# Data excerpts
┄┄┄┄┄┄
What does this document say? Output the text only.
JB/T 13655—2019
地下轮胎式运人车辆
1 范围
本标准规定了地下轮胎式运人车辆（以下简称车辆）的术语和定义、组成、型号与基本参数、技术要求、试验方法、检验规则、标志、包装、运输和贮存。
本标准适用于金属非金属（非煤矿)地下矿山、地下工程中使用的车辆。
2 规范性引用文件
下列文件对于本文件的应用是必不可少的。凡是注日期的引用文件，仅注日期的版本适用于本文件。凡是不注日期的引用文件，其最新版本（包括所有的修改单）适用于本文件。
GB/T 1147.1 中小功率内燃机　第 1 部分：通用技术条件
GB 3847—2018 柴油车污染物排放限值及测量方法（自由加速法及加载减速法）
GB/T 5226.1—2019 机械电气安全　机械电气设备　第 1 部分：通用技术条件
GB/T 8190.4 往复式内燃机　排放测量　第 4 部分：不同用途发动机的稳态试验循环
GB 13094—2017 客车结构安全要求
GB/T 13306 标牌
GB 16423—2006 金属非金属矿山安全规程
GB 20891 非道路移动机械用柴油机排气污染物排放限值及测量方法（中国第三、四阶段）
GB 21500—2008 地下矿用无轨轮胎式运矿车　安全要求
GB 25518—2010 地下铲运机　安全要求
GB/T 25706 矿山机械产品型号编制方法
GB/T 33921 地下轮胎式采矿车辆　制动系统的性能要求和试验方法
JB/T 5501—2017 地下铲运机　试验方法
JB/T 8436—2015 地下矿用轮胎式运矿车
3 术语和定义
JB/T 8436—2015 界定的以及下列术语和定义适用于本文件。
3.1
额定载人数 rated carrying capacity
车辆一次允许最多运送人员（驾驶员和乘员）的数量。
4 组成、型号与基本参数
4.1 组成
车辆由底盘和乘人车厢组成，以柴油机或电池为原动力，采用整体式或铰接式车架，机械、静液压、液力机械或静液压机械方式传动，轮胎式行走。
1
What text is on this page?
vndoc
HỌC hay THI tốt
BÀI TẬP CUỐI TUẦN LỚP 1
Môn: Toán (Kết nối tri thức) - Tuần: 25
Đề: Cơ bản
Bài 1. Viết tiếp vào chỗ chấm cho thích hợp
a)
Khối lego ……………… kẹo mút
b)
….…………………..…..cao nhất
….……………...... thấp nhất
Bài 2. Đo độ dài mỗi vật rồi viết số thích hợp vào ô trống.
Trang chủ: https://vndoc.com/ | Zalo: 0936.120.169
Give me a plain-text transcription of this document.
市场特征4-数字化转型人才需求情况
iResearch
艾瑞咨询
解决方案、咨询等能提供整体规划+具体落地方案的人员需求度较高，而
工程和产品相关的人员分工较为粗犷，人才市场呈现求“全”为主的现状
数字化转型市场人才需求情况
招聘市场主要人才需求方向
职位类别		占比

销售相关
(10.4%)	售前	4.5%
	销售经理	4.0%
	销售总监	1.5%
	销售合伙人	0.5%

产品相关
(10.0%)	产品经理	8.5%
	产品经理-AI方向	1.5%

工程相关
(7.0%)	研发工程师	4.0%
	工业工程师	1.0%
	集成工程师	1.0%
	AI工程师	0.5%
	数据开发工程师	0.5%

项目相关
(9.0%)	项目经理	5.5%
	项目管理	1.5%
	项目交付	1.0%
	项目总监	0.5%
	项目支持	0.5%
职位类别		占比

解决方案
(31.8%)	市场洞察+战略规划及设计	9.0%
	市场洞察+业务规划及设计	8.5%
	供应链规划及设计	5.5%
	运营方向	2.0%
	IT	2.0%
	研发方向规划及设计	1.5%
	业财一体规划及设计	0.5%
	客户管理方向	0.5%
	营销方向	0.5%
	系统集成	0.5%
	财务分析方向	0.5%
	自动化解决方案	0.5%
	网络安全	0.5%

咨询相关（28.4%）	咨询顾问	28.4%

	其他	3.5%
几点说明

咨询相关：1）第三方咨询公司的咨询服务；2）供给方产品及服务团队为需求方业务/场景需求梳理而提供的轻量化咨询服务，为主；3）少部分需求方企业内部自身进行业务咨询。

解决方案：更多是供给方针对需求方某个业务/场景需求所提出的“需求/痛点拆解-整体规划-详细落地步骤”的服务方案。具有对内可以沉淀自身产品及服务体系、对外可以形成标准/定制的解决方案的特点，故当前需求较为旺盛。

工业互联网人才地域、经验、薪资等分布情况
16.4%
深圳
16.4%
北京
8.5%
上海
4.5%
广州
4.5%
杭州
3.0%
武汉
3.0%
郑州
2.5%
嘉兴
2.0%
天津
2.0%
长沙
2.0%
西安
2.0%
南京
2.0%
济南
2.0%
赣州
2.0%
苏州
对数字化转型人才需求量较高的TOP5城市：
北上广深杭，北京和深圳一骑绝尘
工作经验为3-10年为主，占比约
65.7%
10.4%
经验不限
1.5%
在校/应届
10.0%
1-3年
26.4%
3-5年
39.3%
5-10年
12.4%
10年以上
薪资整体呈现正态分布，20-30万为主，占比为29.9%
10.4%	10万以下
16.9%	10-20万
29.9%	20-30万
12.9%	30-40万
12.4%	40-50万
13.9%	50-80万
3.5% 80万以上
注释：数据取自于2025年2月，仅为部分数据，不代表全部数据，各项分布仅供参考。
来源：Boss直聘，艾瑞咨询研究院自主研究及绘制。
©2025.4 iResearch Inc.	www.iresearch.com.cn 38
┄┄┄┄┄┄
# Your task
Give the count of lines that hold the word "this", with nothing added.

# Output of the task
3